#### CHALLENGE:
Reproduce the listing that follows with no differences at all.

Items from a figure collection:

○ ○ ○ ○ ○ ○ ○

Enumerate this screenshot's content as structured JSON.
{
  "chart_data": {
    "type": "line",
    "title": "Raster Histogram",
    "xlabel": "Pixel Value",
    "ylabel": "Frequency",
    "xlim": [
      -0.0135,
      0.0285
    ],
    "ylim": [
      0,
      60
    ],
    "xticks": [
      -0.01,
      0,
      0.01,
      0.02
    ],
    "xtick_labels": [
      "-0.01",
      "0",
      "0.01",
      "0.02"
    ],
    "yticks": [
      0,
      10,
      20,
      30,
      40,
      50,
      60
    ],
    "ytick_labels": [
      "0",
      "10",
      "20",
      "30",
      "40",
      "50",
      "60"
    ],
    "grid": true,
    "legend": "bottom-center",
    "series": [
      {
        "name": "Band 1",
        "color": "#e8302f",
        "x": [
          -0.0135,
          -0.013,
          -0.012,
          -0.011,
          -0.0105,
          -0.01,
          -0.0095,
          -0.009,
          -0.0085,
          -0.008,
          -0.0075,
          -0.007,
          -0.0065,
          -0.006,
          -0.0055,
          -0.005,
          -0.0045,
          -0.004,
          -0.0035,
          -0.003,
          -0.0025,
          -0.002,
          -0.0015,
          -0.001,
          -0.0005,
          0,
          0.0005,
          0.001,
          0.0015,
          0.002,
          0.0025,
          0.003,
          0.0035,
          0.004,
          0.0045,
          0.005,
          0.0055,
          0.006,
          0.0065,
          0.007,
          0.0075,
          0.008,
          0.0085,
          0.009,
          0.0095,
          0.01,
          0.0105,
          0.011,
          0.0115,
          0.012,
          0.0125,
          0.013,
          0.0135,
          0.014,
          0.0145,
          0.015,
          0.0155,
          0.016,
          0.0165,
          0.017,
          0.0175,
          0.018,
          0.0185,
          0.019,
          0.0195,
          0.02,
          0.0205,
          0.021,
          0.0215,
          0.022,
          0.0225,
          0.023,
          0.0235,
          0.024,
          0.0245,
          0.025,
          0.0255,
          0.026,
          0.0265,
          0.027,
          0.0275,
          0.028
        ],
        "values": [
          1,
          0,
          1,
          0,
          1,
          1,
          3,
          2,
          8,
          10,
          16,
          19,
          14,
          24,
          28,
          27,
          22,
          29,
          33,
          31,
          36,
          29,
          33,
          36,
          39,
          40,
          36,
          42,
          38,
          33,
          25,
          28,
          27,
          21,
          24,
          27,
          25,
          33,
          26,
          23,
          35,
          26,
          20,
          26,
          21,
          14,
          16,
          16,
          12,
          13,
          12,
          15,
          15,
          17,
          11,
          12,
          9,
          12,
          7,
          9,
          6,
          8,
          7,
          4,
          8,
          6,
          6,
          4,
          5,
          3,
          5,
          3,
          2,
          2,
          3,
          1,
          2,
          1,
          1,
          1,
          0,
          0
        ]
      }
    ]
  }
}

○ ○ ○ ○ ○ ○ ○

#### RESPONSE:
Enumerate this screenshot's content as structured JSON.
{
  "chart_data": {
    "type": "line",
    "title": "Raster Histogram",
    "xlabel": "Pixel Value",
    "ylabel": "Frequency",
    "xlim": [
      -0.0135,
      0.0285
    ],
    "ylim": [
      0,
      60
    ],
    "xticks": [
      -0.01,
      0,
      0.01,
      0.02
    ],
    "xtick_labels": [
      "-0.01",
      "0",
      "0.01",
      "0.02"
    ],
    "yticks": [
      0,
      10,
      20,
      30,
      40,
      50,
      60
    ],
    "ytick_labels": [
      "0",
      "10",
      "20",
      "30",
      "40",
      "50",
      "60"
    ],
    "grid": true,
    "legend": "bottom-center",
    "series": [
      {
        "name": "Band 1",
        "color": "#e8302f",
        "x": [
          -0.0135,
          -0.013,
          -0.012,
          -0.011,
          -0.0105,
          -0.01,
          -0.0095,
          -0.009,
          -0.0085,
          -0.008,
          -0.0075,
          -0.007,
          -0.0065,
          -0.006,
          -0.0055,
          -0.005,
          -0.0045,
          -0.004,
          -0.0035,
          -0.003,
          -0.0025,
          -0.002,
          -0.0015,
          -0.001,
          -0.0005,
          0,
          0.0005,
          0.001,
          0.0015,
          0.002,
          0.0025,
          0.003,
          0.0035,
          0.004,
          0.0045,
          0.005,
          0.0055,
          0.006,
          0.0065,
          0.007,
          0.0075,
          0.008,
          0.0085,
          0.009,
          0.0095,
          0.01,
          0.0105,
          0.011,
          0.0115,
          0.012,
          0.0125,
          0.013,
          0.0135,
          0.014,
          0.0145,
          0.015,
          0.0155,
          0.016,
          0.0165,
          0.017,
          0.0175,
          0.018,
          0.0185,
          0.019,
          0.0195,
          0.02,
          0.0205,
          0.021,
          0.0215,
          0.022,
          0.0225,
          0.023,
          0.0235,
          0.024,
          0.0245,
          0.025,
          0.0255,
          0.026,
          0.0265,
          0.027,
          0.0275,
          0.028
        ],
        "values": [
          1,
          0,
          1,
          0,
          1,
          1,
          3,
          2,
          8,
          10,
          16,
          19,
          14,
          24,
          28,
          27,
          22,
          29,
          33,
          31,
          36,
          29,
          33,
          36,
          39,
          40,
          36,
          42,
          38,
          33,
          25,
          28,
          27,
          21,
          24,
          27,
          25,
          33,
          26,
          23,
          35,
          26,
          20,
          26,
          21,
          14,
          16,
          16,
          12,
          13,
          12,
          15,
          15,
          17,
          11,
          12,
          9,
          12,
          7,
          9,
          6,
          8,
          7,
          4,
          8,
          6,
          6,
          4,
          5,
          3,
          5,
          3,
          2,
          2,
          3,
          1,
          2,
          1,
          1,
          1,
          0,
          0
        ]
      }
    ]
  }
}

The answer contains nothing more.